Part of a data file
───

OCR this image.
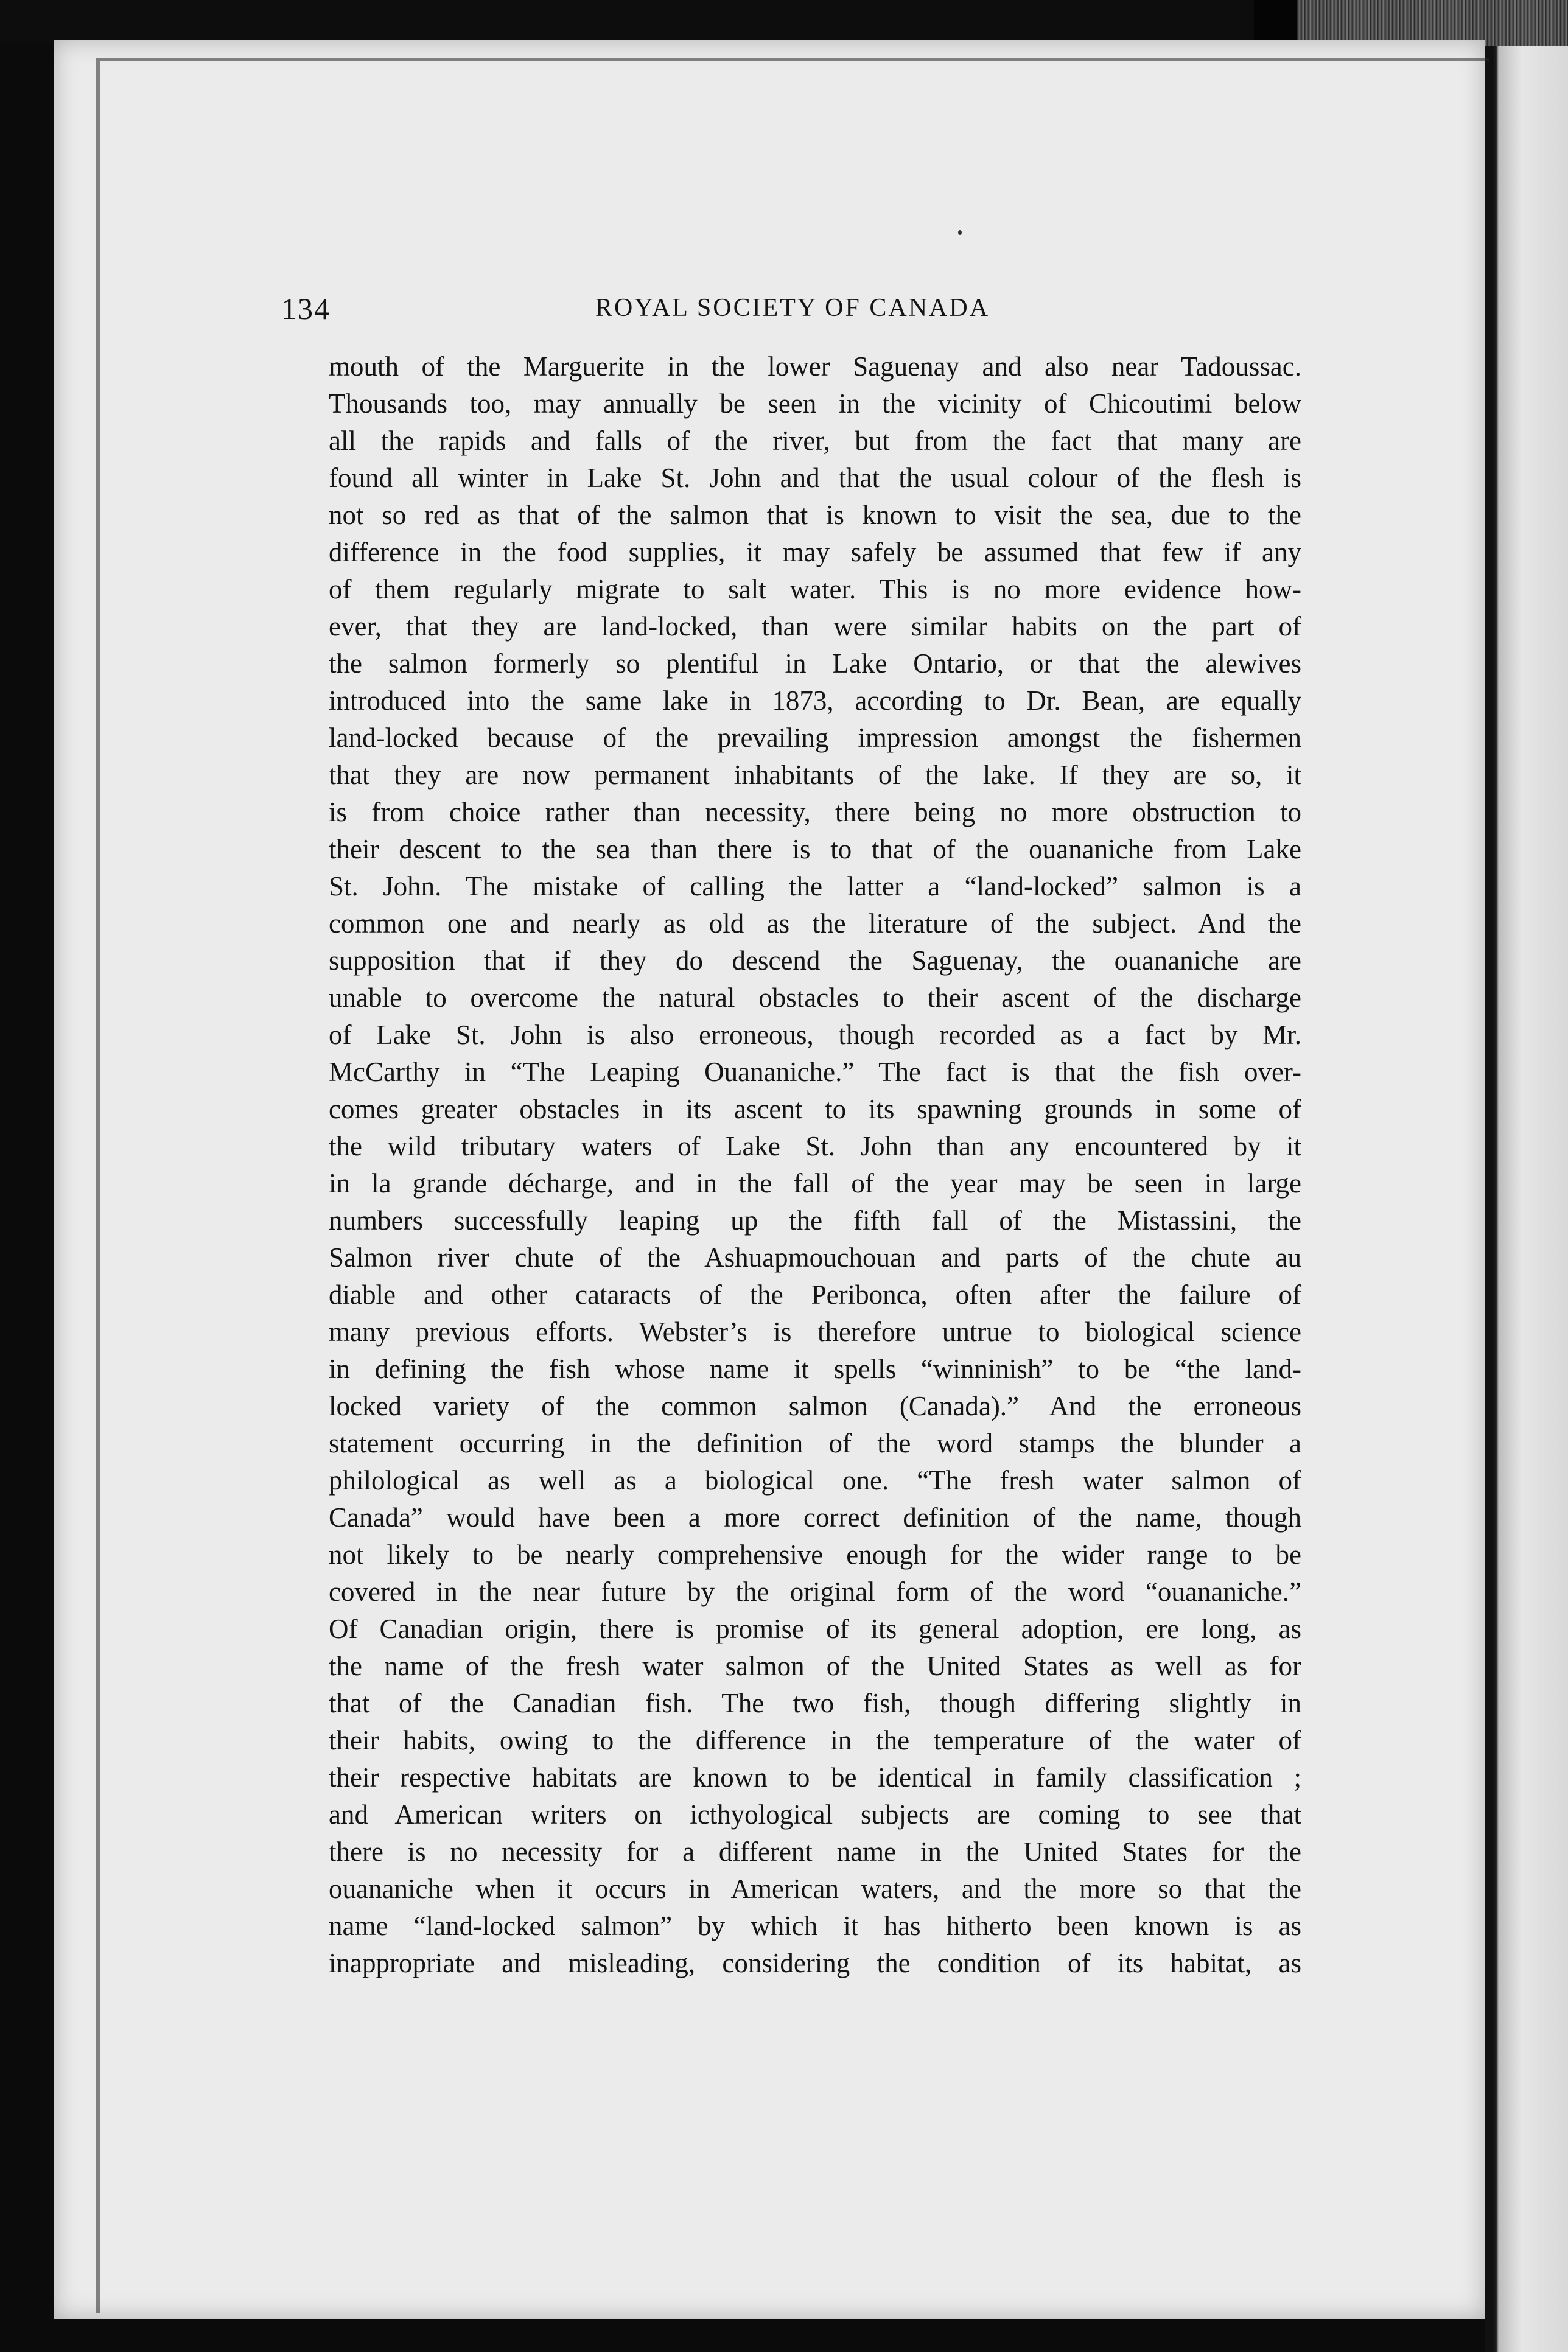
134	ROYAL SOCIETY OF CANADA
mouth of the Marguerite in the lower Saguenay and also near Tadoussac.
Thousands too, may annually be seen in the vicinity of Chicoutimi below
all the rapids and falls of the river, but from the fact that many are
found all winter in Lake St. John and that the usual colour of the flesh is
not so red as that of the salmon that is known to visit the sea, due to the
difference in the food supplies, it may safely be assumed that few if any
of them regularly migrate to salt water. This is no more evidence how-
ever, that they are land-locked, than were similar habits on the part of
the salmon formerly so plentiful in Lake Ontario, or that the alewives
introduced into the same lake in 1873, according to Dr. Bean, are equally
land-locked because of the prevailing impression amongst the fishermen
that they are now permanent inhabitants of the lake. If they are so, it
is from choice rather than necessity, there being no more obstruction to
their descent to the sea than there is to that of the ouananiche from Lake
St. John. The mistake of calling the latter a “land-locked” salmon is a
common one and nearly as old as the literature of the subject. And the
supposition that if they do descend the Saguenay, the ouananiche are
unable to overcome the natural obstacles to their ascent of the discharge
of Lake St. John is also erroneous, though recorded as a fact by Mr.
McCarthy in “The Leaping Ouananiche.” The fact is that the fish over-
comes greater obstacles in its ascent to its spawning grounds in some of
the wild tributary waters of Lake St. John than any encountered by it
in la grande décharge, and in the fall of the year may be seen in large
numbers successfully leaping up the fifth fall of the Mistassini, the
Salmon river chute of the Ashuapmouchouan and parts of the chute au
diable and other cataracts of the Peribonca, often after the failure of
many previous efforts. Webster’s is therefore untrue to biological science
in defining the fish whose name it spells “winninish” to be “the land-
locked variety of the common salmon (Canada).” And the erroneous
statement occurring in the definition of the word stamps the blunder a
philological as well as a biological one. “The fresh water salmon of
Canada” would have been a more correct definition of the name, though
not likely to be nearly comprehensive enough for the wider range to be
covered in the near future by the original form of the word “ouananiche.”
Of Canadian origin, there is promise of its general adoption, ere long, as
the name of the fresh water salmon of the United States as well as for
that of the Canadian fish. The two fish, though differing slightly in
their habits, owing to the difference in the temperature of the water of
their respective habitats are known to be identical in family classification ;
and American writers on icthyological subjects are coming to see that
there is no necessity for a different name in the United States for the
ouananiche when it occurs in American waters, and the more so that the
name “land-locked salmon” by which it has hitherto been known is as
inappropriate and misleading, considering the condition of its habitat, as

───

§ Your goal: Filter the listing above by the word "common"; copy each line that passes.

§ Reply to the task:
common one and nearly as old as the literature of the subject. And the
locked variety of the common salmon (Canada).” And the erroneous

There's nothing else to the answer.